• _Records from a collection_
+++

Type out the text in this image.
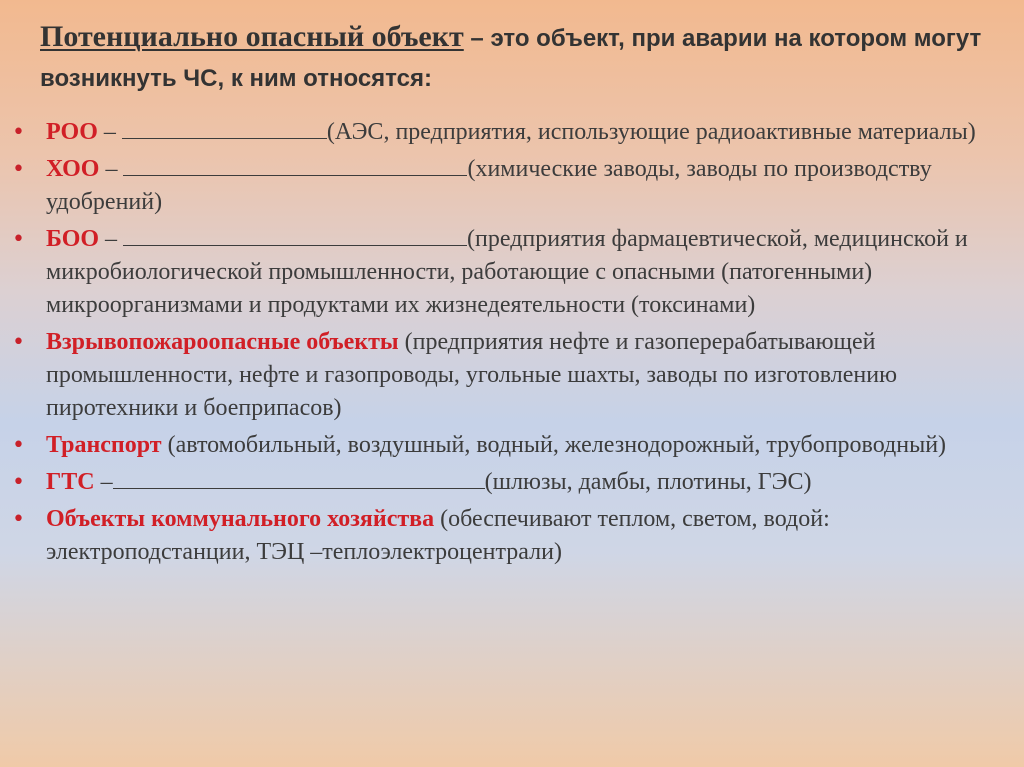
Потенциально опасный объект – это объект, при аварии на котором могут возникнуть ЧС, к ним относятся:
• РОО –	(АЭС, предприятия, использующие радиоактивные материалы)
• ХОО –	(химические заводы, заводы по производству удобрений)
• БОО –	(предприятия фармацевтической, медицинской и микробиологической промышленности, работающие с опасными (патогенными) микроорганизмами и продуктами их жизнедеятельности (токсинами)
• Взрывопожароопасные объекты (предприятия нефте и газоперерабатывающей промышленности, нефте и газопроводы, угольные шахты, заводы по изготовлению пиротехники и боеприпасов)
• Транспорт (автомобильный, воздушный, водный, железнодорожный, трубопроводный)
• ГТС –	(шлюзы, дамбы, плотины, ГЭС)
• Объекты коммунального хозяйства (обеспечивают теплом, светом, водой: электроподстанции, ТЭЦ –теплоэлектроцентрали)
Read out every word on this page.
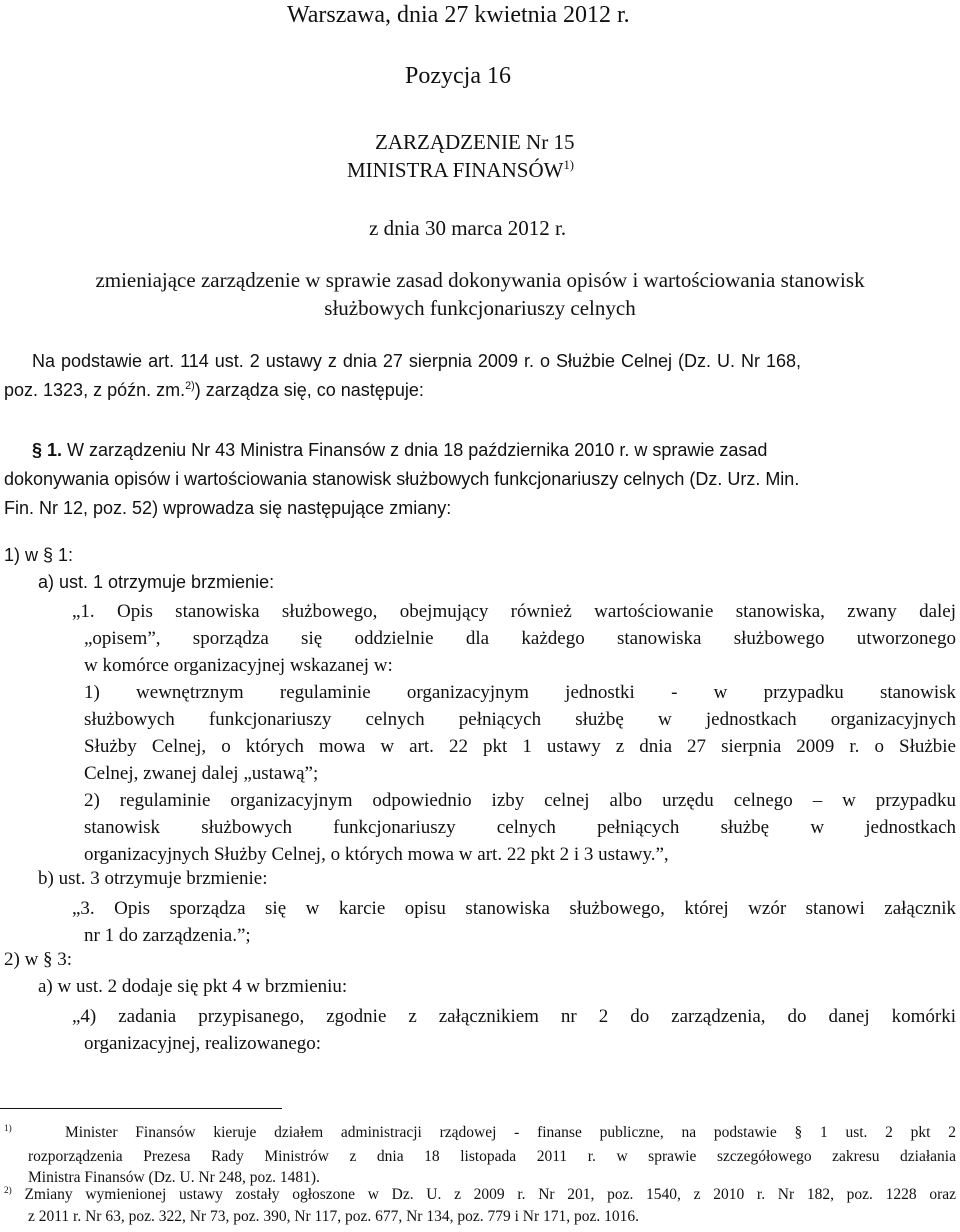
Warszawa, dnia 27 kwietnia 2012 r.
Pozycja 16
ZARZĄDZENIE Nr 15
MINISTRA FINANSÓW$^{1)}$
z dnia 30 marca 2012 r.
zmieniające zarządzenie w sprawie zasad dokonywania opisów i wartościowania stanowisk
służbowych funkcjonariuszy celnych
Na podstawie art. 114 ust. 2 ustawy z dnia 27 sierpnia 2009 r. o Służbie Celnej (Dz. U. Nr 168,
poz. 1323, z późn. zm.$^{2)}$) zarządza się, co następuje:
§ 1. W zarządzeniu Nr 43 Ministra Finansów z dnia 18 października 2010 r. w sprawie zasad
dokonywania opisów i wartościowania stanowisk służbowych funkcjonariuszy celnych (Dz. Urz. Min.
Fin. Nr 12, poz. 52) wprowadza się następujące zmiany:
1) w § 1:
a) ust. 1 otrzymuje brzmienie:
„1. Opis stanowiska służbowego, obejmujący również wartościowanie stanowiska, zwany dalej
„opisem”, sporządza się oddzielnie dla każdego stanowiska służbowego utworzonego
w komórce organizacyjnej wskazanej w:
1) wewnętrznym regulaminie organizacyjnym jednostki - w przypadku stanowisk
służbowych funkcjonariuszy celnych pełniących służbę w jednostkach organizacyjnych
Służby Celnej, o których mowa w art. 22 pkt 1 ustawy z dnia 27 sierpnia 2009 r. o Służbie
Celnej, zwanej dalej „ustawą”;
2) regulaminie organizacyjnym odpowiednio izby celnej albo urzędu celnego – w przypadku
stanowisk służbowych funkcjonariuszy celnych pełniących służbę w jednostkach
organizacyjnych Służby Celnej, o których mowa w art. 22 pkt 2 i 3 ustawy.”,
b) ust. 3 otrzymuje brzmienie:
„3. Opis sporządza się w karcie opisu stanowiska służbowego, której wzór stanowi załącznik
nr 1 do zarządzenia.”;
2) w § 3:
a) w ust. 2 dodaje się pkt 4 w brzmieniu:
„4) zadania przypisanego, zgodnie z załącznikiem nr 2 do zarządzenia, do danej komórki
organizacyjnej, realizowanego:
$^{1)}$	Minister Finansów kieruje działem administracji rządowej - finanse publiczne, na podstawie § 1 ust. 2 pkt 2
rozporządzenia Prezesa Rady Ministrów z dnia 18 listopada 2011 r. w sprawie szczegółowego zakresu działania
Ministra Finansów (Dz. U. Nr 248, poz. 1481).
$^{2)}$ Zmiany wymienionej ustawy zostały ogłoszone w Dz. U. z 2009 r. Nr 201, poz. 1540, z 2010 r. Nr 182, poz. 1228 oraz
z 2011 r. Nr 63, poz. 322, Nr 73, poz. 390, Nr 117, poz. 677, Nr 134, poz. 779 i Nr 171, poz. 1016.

+++

Read through the entries and copy each line in which "jednostkach" appears.

• _EXPECTED ANSWER_
służbowych funkcjonariuszy celnych pełniących służbę w jednostkach organizacyjnych
stanowisk służbowych funkcjonariuszy celnych pełniących służbę w jednostkach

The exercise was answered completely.